Records from a data collection:
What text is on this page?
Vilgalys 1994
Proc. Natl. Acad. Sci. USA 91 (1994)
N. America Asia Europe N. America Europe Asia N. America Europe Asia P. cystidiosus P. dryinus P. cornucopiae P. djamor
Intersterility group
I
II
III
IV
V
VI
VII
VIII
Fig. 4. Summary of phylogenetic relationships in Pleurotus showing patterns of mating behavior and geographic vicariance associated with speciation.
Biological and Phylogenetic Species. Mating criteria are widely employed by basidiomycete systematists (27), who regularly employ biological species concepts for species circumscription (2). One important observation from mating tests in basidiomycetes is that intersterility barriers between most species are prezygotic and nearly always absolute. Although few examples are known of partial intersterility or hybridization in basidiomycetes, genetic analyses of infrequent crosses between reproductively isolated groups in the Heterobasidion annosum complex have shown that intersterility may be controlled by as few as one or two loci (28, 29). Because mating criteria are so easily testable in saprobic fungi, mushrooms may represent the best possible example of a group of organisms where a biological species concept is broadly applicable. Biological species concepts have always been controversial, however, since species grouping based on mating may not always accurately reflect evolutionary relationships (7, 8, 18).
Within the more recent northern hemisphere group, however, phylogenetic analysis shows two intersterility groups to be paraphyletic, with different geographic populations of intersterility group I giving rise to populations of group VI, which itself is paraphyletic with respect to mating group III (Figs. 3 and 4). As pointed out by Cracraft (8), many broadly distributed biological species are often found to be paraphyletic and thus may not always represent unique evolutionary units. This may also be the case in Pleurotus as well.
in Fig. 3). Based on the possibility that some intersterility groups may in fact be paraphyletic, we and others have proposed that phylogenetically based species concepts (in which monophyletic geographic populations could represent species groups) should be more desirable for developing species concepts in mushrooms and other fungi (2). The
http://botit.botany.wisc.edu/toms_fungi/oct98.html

### Exercise task
Copy each line of the preceding data that contains the string "more".

### In response
Within the more recent northern hemisphere group, however, phylogenetic analysis shows two intersterility groups to be paraphyletic, with different geographic populations of intersterility group I giving rise to populations of group VI, which itself is paraphyletic with respect to mating group III (Figs. 3 and 4). As pointed out by Cracraft (8), many broadly distributed biological species are often found to be paraphyletic and thus may not always represent unique evolutionary units. This may also be the case in Pleurotus as well.
in Fig. 3). Based on the possibility that some intersterility groups may in fact be paraphyletic, we and others have proposed that phylogenetically based species concepts (in which monophyletic geographic populations could represent species groups) should be more desirable for developing species concepts in mushrooms and other fungi (2). The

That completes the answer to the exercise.